» DESCRIPTION OF THE TASK
Your task is to copy each line that has the word "ASSESSMENT".

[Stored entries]
++++

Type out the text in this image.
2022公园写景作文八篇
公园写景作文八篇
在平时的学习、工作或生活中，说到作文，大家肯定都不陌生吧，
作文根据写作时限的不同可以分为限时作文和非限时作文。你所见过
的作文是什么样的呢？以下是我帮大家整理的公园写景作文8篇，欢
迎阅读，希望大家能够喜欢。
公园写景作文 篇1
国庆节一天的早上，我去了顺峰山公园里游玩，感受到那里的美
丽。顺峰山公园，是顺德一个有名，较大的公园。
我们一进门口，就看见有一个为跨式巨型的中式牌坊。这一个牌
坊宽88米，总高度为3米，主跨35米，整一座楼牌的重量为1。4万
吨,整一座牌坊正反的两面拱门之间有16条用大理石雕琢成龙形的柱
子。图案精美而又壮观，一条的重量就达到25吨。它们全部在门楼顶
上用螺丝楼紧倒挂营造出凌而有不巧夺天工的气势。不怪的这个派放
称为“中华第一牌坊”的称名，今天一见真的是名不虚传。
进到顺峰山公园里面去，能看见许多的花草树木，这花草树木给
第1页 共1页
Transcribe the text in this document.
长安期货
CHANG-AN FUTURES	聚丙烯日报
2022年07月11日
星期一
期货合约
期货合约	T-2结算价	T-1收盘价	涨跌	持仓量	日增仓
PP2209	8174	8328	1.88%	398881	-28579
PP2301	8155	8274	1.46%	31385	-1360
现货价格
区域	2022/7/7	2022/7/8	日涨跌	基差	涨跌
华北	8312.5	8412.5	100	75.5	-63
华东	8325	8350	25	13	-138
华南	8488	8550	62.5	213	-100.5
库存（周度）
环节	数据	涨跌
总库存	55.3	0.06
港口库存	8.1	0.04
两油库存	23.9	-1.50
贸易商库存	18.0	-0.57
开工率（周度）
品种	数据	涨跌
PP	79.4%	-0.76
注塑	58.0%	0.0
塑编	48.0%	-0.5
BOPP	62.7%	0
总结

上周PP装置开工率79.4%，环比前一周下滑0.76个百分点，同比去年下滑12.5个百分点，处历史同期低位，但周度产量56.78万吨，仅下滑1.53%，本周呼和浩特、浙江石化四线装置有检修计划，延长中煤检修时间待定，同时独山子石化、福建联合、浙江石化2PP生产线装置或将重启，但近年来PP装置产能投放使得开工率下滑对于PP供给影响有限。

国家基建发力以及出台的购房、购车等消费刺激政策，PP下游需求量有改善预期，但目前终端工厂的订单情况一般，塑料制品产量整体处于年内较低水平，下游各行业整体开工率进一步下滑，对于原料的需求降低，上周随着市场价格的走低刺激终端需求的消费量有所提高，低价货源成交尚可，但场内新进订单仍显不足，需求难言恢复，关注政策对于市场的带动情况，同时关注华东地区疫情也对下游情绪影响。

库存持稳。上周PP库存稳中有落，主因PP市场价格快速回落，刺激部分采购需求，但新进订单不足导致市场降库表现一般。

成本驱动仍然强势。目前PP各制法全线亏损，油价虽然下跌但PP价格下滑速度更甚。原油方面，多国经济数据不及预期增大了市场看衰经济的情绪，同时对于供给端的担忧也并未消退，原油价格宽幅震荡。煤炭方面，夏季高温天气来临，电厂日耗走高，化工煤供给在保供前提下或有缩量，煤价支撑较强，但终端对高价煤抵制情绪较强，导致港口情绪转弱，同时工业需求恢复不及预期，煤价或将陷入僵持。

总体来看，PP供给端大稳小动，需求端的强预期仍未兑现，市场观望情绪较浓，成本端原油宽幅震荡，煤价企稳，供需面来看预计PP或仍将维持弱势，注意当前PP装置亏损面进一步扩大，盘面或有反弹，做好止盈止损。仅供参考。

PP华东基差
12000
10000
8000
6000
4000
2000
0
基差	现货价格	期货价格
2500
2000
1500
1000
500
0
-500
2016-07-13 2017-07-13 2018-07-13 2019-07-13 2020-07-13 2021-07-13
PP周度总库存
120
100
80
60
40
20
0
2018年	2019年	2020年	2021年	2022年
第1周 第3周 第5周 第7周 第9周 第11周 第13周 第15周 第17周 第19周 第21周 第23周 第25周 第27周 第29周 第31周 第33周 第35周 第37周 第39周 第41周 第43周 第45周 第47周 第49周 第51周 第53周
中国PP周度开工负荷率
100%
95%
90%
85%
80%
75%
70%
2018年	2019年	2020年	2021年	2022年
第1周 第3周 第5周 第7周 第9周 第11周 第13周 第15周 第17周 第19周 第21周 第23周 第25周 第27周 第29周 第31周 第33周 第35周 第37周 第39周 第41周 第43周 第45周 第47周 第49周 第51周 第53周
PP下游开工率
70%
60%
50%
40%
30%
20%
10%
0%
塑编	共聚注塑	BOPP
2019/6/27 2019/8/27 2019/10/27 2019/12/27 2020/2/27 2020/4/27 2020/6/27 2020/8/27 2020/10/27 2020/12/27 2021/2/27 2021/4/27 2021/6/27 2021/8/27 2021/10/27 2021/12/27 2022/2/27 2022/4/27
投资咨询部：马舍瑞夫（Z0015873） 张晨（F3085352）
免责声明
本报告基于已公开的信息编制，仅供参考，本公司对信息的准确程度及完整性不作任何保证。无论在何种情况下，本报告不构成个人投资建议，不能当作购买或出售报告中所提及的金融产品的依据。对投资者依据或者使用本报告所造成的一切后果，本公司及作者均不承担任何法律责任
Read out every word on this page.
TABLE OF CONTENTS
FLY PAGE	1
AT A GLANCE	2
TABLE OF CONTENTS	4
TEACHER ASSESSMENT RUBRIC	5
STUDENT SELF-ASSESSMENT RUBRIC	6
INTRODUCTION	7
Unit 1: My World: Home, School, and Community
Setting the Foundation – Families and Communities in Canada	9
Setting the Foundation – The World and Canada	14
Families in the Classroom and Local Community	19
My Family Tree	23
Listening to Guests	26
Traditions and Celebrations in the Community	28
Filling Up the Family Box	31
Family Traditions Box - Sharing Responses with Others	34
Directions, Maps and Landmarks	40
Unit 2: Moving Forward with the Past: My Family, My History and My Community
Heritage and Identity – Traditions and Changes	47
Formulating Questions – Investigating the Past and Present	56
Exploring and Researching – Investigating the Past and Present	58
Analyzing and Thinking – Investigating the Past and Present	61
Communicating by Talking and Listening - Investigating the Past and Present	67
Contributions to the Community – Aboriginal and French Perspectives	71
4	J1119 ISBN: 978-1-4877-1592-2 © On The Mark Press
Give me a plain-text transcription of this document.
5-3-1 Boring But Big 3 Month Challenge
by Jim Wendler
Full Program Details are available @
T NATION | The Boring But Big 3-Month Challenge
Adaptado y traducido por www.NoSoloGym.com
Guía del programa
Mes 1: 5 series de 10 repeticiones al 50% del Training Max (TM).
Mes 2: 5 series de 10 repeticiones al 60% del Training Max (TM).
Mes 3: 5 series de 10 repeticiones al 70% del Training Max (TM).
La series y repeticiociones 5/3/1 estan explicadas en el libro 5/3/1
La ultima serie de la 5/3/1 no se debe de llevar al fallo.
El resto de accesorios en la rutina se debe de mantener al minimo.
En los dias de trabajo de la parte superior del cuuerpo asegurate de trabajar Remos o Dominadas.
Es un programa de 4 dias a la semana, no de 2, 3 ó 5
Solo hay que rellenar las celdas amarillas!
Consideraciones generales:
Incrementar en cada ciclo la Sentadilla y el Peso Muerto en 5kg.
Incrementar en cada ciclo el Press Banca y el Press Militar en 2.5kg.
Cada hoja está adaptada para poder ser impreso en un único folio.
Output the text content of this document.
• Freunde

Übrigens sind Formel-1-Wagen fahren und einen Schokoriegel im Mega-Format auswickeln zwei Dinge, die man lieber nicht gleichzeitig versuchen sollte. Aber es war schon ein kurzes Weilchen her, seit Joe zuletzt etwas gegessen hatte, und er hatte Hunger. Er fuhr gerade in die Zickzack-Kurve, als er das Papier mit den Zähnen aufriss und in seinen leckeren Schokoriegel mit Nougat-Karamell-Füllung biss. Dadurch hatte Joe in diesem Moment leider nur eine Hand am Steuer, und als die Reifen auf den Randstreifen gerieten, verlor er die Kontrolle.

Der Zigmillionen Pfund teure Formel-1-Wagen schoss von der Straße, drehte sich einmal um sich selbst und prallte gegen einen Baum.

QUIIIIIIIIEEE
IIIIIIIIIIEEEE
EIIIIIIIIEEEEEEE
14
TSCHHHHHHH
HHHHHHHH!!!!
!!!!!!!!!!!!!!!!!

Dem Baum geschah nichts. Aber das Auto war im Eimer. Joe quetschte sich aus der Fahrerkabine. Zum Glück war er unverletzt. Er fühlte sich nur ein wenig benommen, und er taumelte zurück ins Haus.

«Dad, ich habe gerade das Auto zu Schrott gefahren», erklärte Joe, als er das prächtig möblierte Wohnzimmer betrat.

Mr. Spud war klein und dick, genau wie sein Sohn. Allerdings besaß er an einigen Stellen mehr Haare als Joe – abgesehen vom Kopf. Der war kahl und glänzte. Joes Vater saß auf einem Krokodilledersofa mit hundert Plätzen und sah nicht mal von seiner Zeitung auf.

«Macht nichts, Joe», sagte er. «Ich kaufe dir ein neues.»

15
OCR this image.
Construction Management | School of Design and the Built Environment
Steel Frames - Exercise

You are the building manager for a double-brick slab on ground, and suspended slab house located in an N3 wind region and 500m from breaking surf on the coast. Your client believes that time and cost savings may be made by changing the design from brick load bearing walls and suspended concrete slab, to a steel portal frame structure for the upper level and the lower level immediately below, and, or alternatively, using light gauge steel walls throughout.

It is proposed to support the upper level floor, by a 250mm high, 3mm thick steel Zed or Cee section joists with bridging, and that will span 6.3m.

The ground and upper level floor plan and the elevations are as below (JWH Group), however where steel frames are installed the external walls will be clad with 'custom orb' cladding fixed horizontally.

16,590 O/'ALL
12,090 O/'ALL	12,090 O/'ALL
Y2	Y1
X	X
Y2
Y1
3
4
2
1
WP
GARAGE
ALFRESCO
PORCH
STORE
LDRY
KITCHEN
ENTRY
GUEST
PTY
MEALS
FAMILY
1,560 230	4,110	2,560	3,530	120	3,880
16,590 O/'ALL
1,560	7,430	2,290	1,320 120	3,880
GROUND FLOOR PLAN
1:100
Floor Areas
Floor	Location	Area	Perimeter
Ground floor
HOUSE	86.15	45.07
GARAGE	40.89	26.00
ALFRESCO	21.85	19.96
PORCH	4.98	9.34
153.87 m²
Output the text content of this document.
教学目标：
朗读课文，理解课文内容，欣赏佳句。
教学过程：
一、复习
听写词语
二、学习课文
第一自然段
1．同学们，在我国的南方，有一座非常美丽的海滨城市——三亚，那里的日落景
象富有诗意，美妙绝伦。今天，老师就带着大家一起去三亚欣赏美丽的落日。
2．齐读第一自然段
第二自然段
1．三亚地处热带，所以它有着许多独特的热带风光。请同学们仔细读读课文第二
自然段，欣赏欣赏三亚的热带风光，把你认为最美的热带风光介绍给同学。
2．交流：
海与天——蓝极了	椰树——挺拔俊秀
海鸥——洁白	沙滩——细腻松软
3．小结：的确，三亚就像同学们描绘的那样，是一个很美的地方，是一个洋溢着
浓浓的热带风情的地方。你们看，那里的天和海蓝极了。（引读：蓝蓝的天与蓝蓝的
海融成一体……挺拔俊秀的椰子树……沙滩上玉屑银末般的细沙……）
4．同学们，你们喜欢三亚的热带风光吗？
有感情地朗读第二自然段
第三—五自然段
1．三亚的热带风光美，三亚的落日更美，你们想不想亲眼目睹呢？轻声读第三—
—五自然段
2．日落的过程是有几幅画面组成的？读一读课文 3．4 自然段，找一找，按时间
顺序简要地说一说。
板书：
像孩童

++++

» OUTPUT BELOW
TEACHER ASSESSMENT RUBRIC	5
STUDENT SELF-ASSESSMENT RUBRIC	6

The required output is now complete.